**THE PROBLEM**.
Each record below should appear again exactly as written.

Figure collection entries
★ ★ ★
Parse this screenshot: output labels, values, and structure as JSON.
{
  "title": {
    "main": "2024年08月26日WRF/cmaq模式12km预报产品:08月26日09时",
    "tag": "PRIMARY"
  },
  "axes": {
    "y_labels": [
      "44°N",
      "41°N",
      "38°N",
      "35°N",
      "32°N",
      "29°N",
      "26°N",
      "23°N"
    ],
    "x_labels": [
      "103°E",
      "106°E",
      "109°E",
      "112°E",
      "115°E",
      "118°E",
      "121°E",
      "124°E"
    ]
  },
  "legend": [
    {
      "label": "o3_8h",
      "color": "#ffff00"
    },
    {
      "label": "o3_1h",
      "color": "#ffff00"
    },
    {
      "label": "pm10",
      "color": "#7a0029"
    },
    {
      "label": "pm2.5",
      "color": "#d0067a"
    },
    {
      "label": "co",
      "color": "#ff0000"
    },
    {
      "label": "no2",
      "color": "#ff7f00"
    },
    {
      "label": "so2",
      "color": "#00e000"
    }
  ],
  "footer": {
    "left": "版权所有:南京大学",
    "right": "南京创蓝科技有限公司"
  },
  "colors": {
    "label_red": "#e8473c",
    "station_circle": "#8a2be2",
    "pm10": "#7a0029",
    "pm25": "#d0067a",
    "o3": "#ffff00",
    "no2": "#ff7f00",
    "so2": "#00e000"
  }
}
★ ★ ★
**CORRECT RESPONSE**.
Parse this screenshot: output labels, values, and structure as JSON.
{
  "title": {
    "main": "2024年08月26日WRF/cmaq模式12km预报产品:08月26日09时",
    "tag": "PRIMARY"
  },
  "axes": {
    "y_labels": [
      "44°N",
      "41°N",
      "38°N",
      "35°N",
      "32°N",
      "29°N",
      "26°N",
      "23°N"
    ],
    "x_labels": [
      "103°E",
      "106°E",
      "109°E",
      "112°E",
      "115°E",
      "118°E",
      "121°E",
      "124°E"
    ]
  },
  "legend": [
    {
      "label": "o3_8h",
      "color": "#ffff00"
    },
    {
      "label": "o3_1h",
      "color": "#ffff00"
    },
    {
      "label": "pm10",
      "color": "#7a0029"
    },
    {
      "label": "pm2.5",
      "color": "#d0067a"
    },
    {
      "label": "co",
      "color": "#ff0000"
    },
    {
      "label": "no2",
      "color": "#ff7f00"
    },
    {
      "label": "so2",
      "color": "#00e000"
    }
  ],
  "footer": {
    "left": "版权所有:南京大学",
    "right": "南京创蓝科技有限公司"
  },
  "colors": {
    "label_red": "#e8473c",
    "station_circle": "#8a2be2",
    "pm10": "#7a0029",
    "pm25": "#d0067a",
    "o3": "#ffff00",
    "no2": "#ff7f00",
    "so2": "#00e000"
  }
}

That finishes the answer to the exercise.